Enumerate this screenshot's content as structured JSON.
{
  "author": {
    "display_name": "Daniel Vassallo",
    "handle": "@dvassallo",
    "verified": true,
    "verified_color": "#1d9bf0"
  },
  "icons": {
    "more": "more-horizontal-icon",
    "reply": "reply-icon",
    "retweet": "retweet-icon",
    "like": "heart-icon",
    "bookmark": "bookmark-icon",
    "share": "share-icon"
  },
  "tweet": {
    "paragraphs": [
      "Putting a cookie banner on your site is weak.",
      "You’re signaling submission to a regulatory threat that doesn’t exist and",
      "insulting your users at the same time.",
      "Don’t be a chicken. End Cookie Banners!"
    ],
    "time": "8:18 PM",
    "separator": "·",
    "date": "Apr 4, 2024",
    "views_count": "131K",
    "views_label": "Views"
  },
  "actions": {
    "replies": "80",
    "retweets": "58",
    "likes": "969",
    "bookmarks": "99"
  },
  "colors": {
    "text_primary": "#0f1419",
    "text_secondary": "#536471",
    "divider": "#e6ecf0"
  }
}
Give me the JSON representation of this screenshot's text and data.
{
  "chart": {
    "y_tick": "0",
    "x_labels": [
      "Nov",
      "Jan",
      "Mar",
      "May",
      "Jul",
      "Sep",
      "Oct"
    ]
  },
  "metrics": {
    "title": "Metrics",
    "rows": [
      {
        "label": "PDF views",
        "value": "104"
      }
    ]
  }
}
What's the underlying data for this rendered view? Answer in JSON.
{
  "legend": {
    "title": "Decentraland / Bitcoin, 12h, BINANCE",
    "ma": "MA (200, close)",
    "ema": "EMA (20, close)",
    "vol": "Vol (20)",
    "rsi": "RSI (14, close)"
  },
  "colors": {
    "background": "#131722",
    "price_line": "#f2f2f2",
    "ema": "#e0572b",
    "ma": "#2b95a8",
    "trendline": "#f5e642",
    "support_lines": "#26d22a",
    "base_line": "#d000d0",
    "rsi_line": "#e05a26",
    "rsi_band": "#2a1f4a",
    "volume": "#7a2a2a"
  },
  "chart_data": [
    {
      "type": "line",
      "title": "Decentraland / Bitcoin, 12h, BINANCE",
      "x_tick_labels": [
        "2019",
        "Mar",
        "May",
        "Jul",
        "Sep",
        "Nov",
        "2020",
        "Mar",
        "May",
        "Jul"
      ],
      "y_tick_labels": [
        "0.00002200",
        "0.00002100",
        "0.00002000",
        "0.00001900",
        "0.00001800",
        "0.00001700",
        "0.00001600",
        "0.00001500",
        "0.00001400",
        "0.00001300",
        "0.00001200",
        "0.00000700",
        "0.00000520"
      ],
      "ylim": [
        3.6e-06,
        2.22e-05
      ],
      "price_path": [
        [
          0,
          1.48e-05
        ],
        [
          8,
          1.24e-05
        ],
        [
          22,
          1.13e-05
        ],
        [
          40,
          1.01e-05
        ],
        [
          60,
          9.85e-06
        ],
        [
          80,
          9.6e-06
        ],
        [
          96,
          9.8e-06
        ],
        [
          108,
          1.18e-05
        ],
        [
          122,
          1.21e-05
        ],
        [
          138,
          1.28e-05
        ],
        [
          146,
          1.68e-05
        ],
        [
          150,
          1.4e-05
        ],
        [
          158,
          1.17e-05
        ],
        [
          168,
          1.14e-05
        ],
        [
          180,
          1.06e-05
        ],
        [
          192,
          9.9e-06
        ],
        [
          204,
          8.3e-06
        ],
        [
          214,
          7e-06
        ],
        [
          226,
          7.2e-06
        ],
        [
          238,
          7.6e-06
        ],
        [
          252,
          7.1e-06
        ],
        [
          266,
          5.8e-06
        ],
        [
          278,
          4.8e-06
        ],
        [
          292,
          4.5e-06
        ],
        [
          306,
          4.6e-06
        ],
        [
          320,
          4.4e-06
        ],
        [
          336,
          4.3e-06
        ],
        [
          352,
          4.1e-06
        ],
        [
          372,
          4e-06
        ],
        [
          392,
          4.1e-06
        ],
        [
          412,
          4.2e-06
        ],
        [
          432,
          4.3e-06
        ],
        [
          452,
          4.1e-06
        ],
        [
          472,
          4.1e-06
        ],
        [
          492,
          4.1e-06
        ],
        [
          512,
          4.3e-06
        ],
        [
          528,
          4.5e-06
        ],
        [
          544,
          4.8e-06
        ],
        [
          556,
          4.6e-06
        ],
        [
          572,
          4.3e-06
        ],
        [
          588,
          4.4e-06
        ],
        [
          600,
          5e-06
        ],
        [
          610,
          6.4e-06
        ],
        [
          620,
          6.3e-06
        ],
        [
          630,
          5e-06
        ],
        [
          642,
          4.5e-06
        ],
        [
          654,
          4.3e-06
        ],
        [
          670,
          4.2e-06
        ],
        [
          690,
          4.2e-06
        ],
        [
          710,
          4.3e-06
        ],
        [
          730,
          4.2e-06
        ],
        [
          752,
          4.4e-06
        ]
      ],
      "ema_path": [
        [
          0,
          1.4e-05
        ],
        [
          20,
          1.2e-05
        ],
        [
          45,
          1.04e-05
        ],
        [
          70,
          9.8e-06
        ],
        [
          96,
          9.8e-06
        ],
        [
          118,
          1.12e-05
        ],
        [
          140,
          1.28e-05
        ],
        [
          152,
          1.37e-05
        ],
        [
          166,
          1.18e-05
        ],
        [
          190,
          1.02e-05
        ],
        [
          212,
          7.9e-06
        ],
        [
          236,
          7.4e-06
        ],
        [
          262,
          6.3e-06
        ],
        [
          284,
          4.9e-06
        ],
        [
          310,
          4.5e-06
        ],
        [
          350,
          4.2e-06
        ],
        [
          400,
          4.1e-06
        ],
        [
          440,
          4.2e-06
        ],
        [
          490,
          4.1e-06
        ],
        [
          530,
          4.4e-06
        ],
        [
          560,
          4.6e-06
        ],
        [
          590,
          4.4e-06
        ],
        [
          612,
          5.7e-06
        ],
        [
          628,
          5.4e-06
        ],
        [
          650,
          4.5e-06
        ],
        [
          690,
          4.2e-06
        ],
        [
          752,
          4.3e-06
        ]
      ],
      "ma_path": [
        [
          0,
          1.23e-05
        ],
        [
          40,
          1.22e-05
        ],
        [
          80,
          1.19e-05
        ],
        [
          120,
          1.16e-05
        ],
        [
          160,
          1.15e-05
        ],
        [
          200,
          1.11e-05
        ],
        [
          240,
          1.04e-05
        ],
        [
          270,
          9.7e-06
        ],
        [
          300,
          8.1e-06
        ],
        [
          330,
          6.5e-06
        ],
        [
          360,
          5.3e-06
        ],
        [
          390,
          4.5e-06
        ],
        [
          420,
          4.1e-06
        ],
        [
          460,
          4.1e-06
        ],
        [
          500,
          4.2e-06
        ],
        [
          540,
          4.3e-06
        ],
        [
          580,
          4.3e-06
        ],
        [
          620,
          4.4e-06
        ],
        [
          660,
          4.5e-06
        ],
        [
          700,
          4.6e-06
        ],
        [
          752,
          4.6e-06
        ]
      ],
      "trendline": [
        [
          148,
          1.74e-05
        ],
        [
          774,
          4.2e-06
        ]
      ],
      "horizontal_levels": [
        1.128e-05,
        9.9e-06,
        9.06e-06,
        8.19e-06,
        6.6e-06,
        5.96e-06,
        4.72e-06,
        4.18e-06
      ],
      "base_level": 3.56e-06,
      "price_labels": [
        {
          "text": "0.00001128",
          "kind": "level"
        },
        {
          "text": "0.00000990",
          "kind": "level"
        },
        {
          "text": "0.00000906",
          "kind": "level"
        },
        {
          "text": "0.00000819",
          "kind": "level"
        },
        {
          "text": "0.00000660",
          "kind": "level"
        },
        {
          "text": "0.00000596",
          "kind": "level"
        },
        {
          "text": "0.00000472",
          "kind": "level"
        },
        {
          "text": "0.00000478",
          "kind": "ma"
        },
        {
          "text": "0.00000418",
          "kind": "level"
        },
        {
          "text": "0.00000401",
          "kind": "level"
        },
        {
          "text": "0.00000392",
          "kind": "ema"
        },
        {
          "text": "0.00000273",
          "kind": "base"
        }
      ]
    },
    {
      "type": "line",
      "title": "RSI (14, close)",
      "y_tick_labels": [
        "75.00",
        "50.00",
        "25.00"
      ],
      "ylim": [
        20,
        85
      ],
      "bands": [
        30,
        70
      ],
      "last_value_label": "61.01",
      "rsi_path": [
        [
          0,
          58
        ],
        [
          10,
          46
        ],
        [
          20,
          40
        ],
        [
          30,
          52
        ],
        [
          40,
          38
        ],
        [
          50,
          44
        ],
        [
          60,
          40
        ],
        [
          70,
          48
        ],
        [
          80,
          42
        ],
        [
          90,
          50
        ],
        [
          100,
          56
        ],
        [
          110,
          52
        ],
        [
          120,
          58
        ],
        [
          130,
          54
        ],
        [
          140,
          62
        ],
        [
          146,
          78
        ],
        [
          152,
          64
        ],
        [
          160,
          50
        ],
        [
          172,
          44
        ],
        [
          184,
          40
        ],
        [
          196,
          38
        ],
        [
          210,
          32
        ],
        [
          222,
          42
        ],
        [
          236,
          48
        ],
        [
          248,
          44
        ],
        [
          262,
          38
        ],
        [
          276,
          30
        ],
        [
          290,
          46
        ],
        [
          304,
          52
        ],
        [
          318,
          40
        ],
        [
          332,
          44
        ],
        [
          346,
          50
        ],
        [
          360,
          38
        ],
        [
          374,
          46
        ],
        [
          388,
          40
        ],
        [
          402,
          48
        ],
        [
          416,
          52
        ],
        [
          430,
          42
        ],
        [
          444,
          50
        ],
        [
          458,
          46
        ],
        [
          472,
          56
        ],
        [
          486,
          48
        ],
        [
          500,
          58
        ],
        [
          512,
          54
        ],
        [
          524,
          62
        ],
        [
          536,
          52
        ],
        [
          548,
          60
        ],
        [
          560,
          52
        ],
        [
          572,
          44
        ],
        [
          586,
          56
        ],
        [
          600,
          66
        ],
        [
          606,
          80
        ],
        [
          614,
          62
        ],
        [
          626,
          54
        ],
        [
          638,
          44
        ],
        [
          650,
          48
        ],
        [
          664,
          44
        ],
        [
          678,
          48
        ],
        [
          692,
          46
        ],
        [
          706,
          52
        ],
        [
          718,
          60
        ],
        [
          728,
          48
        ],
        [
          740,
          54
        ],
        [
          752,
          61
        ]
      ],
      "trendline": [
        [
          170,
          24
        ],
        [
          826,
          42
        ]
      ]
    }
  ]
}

• • •

#### STATED TASK:
Gather and return every line that holds the string "this".

#### SOLUTION:
Enumerate this screenshot's content as structured JSON.
Give me the JSON representation of this screenshot's text and data.
What's the underlying data for this rendered view? Answer in JSON.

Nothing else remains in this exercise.